▶ Your goal:
Answer these questions from the text on Max Sorsby:
1. In what year did Sorsby qualify in medicine?
2. Which committee did he chair on Hackney Metropolitan Borough Council?
3. To what body was he appointed in 1959?

▶ Document text:
◇ ◇ ◇ ◇ ◇
= Max Sorsby =

Russian-born British doctor and politician

Max Sorsby (December 1907 - 8 June 1975) was a Russian-born British doctor and politician.

Born into a Jewish family in Białystok, then part of Russia, Sorsby was the son of Jacob Souransky, and brother of Arnold and Maurice. The family moved to Antwerp, and then when Max was seven, they moved to Leeds in England. He studied medicine at the University of Leeds, King's College London, and Charing Cross Hospital, qualifying in 1933. He then became a general practitioner in Hackney, known for his interest in the social conditions of patients, and for sometimes conducting his clinics in Yiddish.

Sorsby joined the Labour Party, and was elected to Hackney Metropolitan Borough Council in 1937, serving until 1949, chairing the council's maternity and child welfare committee. At the 1946 London County Council election, he was elected in Hackney North, standing down in 1949, when the seats were reorganised. He also chaired the Hackney Technical Institute.

In 1947, Sorsby was appointed as physician in charge of the Jewish outpatients department of the Metropolitan Free Hospital. He served on the General Medical Services Committee from 1950, chairing its mental health sub-committee, and in 1959 he was appointed to the newly formed General Optical Council. In 1961, he was elected as chair of the Inner London Medical Committee. In addition, he was a founder of the Royal College of General Practitioners, and of the London Jewish Hospital Medical Society, which he served for many years as secretary and then as president.
◇ ◇ ◇ ◇ ◇
▶ Source material:
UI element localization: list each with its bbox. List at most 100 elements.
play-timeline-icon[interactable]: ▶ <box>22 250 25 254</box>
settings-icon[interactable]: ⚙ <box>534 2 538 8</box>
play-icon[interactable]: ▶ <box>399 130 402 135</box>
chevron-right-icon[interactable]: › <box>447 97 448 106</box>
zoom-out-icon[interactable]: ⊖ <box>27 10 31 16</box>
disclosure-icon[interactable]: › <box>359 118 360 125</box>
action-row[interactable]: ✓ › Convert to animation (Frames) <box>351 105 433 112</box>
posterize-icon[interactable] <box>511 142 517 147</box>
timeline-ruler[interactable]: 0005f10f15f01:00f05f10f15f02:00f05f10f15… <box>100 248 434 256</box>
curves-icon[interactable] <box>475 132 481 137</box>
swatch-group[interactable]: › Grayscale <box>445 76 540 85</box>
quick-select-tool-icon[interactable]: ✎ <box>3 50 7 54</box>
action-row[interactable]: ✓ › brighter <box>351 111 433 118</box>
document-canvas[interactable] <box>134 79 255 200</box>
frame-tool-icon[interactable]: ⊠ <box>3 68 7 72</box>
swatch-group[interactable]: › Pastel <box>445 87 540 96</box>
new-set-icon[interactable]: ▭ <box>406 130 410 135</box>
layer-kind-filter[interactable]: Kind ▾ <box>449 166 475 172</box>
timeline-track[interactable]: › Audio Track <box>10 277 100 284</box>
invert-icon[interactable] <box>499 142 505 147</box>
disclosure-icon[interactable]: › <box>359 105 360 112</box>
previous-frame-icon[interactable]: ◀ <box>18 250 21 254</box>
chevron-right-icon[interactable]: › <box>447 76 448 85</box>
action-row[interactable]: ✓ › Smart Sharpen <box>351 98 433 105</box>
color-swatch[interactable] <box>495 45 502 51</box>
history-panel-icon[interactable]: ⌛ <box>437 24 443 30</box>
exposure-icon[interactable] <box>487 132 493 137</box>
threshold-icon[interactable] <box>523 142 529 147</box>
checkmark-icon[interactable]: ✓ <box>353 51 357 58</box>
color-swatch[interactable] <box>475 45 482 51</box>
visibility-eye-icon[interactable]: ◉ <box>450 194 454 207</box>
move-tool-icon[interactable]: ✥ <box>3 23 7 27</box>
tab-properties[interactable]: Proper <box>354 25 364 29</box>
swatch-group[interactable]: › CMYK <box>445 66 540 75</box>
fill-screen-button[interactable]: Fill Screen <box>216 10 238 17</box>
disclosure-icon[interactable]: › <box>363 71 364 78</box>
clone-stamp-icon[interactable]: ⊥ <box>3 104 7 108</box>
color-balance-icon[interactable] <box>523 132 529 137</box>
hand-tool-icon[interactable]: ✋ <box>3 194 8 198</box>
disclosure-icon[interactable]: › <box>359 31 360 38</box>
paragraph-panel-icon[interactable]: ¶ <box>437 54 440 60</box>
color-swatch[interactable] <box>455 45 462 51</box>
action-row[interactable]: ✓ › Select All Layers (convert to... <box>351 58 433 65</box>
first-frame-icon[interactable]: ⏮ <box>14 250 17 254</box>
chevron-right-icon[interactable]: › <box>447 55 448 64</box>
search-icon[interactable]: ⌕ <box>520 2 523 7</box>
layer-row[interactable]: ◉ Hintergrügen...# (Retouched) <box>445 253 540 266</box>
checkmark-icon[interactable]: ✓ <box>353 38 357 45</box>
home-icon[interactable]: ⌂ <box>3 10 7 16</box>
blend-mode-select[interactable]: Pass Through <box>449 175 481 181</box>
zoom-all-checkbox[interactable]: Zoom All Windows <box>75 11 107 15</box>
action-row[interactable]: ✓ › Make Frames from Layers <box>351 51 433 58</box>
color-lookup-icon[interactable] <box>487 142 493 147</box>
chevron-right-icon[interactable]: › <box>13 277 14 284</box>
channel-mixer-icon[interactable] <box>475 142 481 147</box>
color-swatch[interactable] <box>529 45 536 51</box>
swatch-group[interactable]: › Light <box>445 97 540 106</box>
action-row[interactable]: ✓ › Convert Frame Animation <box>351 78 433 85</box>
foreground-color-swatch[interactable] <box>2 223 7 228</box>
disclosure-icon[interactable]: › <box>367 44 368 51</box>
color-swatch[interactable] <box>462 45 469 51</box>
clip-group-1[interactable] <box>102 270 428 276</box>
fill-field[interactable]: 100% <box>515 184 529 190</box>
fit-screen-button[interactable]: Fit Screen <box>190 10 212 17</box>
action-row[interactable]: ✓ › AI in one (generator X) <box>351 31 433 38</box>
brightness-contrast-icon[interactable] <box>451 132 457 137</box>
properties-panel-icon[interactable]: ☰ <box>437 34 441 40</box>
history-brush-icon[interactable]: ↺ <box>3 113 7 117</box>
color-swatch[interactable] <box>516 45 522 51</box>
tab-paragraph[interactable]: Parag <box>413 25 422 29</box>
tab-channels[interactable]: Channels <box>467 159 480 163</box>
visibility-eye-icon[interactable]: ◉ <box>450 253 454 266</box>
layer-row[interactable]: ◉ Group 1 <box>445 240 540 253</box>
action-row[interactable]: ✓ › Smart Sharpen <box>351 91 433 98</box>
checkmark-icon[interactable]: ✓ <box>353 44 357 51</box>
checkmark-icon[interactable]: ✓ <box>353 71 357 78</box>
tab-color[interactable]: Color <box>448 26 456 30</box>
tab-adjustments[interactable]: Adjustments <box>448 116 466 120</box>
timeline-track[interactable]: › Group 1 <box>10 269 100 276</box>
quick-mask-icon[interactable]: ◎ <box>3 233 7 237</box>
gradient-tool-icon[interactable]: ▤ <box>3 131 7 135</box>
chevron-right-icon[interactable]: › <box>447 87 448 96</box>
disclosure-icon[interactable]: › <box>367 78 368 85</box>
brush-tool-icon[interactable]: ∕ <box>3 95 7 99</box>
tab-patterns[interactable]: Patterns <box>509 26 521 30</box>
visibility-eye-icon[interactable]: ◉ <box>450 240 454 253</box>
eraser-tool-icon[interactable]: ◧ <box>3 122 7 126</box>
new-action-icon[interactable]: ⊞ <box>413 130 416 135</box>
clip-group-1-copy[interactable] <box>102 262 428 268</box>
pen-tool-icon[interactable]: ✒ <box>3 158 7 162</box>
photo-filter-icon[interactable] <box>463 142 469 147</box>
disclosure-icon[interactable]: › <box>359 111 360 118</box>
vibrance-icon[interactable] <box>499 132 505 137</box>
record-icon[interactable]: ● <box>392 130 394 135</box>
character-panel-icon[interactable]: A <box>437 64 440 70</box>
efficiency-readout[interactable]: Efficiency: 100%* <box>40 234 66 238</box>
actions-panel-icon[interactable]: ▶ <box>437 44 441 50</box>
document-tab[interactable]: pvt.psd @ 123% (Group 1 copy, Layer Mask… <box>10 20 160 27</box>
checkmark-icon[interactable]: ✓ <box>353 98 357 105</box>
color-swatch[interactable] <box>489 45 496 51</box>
◇ ◇ ◇ ◇ ◇
▶ Task response:
1. 1933
2. The maternity and child welfare committee
3. The newly formed General Optical Council